* **What you will do**:
**A.** In the passage on software-defined servers, what are the on-demand servers built from?
**B.** Please shorten the paragraph in the software-defined servers passage that begins "The good news is that," keeping its main facts.
**C.** For each statement below, say yes or no according to the software-defined servers passage, and quote the words that decide it. (i) Most infrastructure and data center roles can already be done from anywhere. (ii) A software-defined server can be configured for system memory as large as tens of terabytes. (iii) Only large companies are able to implement software-defined servers.

* **Given text**:
▼
The goal should always be for business to continue as usual, and not just for the roles most conductive to working remotely. Many, if not most, infrastructure and data center roles remain tethered to physical locations. It’s fair to ask whether this is wise.
Plan for the unexpected with software-defined servers
This moment may offer an opportunity for organizations to figure out how they can truly prepare to support a flexible workforce across all departments--increasingly the marker of business success in an age of uncertainty.
For CIOs and their teams, one way to achieve this is to invest in an automated, on-demand infrastructure flexible enough to accommodate changes as unpredictable global and marketplace events unfold.
The good news is that you don’t need a multi-billion-dollar Congressional spend to optimize and streamline your IT environment. Companies large and small can implement virtualized and automated technology - such as software-defined servers - to create a genuinely flexible IT infrastructure, without the need for proprietary composable solutions, costly consulting fees, and months or years of arduous deployment. .
A software-defined server empowers operations and infrastructure teams to:
- Deliver a server of any size, completely on demand, composed from commodity servers connected with Ethernet.
- Flexibly configure and rapidly deploy servers to meet any memory need, from tens of gigabytes to tens of terabytes of system memory.
▲
* **Data**:
▼
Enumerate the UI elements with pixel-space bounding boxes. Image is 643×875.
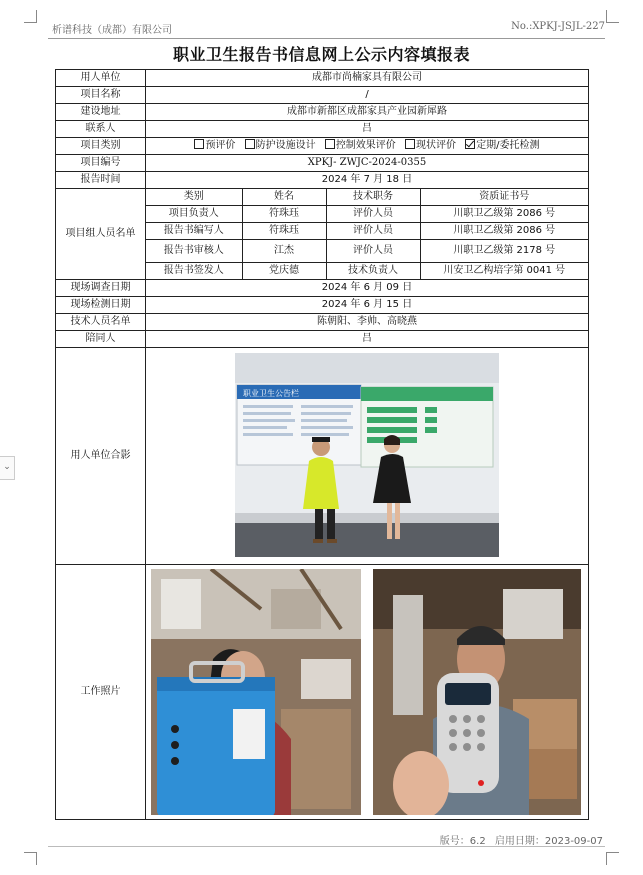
▲
* **Solved tasks**:
**A.** They are composed from commodity servers connected with Ethernet.

**B.** Optimizing and streamlining an IT environment doesn't require a multi-billion-dollar Congressional spend. Companies of any size can use virtualized, automated technology such as software-defined servers to build a truly flexible IT infrastructure. This avoids proprietary composable solutions, costly consulting fees, and long, arduous deployments.

**C.**
(i) No: "Many, if not most, infrastructure and data center roles remain tethered to physical locations."
(ii) Yes: "from tens of gigabytes to tens of terabytes of system memory."
(iii) No: "Companies large and small can implement virtualized and automated technology."